**Extracted data entries**
• • •
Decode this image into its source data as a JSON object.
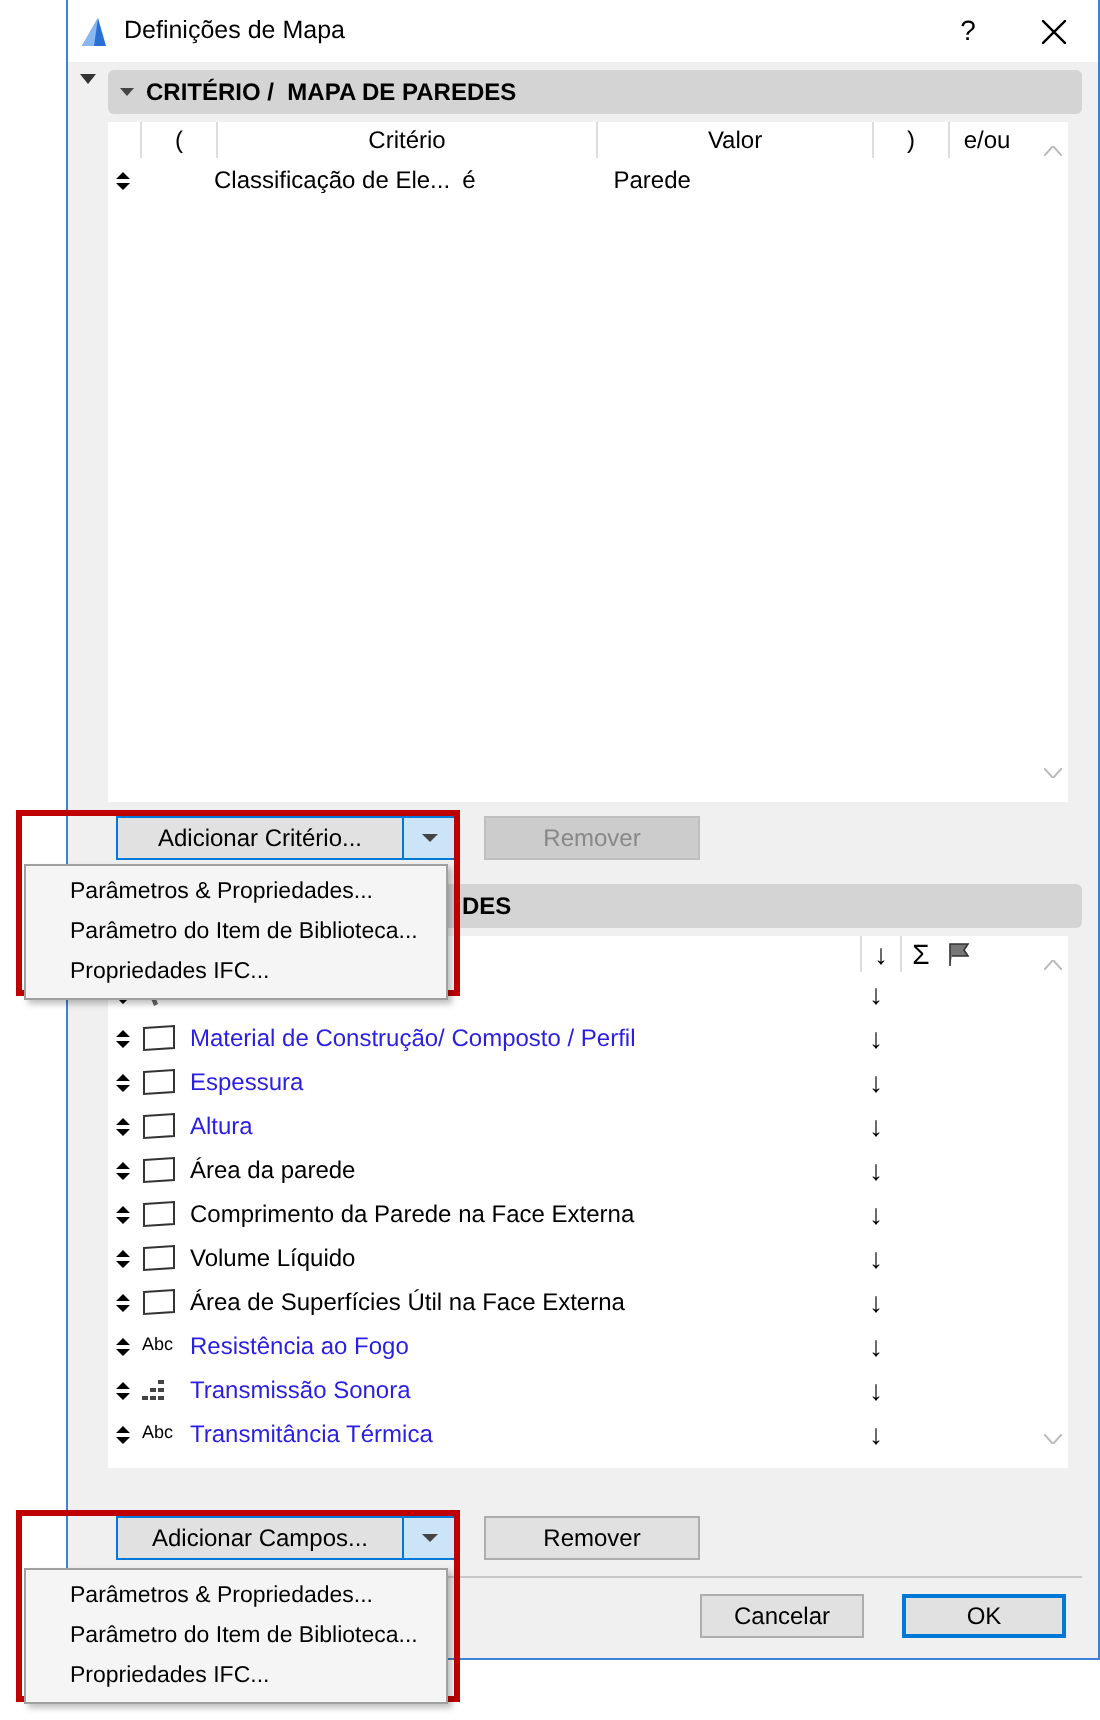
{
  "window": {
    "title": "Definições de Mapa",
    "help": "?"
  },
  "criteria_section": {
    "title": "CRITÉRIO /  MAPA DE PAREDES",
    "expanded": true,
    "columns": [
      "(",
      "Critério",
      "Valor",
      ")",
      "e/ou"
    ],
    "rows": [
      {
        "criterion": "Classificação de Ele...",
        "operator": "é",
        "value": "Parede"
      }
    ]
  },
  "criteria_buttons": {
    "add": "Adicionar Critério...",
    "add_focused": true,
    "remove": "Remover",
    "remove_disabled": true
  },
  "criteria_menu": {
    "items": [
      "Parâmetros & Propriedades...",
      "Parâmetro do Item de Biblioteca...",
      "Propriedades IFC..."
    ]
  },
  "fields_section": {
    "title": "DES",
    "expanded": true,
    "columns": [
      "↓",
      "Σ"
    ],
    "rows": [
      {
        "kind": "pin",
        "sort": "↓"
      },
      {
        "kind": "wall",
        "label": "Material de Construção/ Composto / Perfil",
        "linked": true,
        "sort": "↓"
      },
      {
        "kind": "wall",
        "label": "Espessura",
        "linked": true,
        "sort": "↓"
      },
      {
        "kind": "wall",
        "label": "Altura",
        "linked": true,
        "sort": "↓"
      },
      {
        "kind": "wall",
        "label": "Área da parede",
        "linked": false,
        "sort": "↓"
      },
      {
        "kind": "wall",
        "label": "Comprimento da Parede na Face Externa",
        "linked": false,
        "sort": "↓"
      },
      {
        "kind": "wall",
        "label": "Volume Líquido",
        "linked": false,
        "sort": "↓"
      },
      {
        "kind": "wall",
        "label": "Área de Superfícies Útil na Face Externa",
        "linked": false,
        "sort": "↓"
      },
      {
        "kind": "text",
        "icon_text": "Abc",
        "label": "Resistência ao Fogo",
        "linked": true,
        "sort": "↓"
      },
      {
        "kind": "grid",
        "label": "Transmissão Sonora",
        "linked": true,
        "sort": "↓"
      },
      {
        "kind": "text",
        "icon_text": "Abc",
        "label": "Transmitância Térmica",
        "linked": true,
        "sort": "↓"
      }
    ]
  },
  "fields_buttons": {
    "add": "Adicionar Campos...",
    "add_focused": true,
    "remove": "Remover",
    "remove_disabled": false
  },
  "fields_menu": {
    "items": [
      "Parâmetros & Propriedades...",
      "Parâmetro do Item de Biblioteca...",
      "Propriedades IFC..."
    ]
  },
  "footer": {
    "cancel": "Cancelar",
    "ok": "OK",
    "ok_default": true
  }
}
• • •
Each record above should be copied character for character, with pictures dropped.

**Solution to the exercise**
Decode this image into its source data as a JSON object.
{
  "window": {
    "title": "Definições de Mapa",
    "help": "?"
  },
  "criteria_section": {
    "title": "CRITÉRIO /  MAPA DE PAREDES",
    "expanded": true,
    "columns": [
      "(",
      "Critério",
      "Valor",
      ")",
      "e/ou"
    ],
    "rows": [
      {
        "criterion": "Classificação de Ele...",
        "operator": "é",
        "value": "Parede"
      }
    ]
  },
  "criteria_buttons": {
    "add": "Adicionar Critério...",
    "add_focused": true,
    "remove": "Remover",
    "remove_disabled": true
  },
  "criteria_menu": {
    "items": [
      "Parâmetros & Propriedades...",
      "Parâmetro do Item de Biblioteca...",
      "Propriedades IFC..."
    ]
  },
  "fields_section": {
    "title": "DES",
    "expanded": true,
    "columns": [
      "↓",
      "Σ"
    ],
    "rows": [
      {
        "kind": "pin",
        "sort": "↓"
      },
      {
        "kind": "wall",
        "label": "Material de Construção/ Composto / Perfil",
        "linked": true,
        "sort": "↓"
      },
      {
        "kind": "wall",
        "label": "Espessura",
        "linked": true,
        "sort": "↓"
      },
      {
        "kind": "wall",
        "label": "Altura",
        "linked": true,
        "sort": "↓"
      },
      {
        "kind": "wall",
        "label": "Área da parede",
        "linked": false,
        "sort": "↓"
      },
      {
        "kind": "wall",
        "label": "Comprimento da Parede na Face Externa",
        "linked": false,
        "sort": "↓"
      },
      {
        "kind": "wall",
        "label": "Volume Líquido",
        "linked": false,
        "sort": "↓"
      },
      {
        "kind": "wall",
        "label": "Área de Superfícies Útil na Face Externa",
        "linked": false,
        "sort": "↓"
      },
      {
        "kind": "text",
        "icon_text": "Abc",
        "label": "Resistência ao Fogo",
        "linked": true,
        "sort": "↓"
      },
      {
        "kind": "grid",
        "label": "Transmissão Sonora",
        "linked": true,
        "sort": "↓"
      },
      {
        "kind": "text",
        "icon_text": "Abc",
        "label": "Transmitância Térmica",
        "linked": true,
        "sort": "↓"
      }
    ]
  },
  "fields_buttons": {
    "add": "Adicionar Campos...",
    "add_focused": true,
    "remove": "Remover",
    "remove_disabled": false
  },
  "fields_menu": {
    "items": [
      "Parâmetros & Propriedades...",
      "Parâmetro do Item de Biblioteca...",
      "Propriedades IFC..."
    ]
  },
  "footer": {
    "cancel": "Cancelar",
    "ok": "OK",
    "ok_default": true
  }
}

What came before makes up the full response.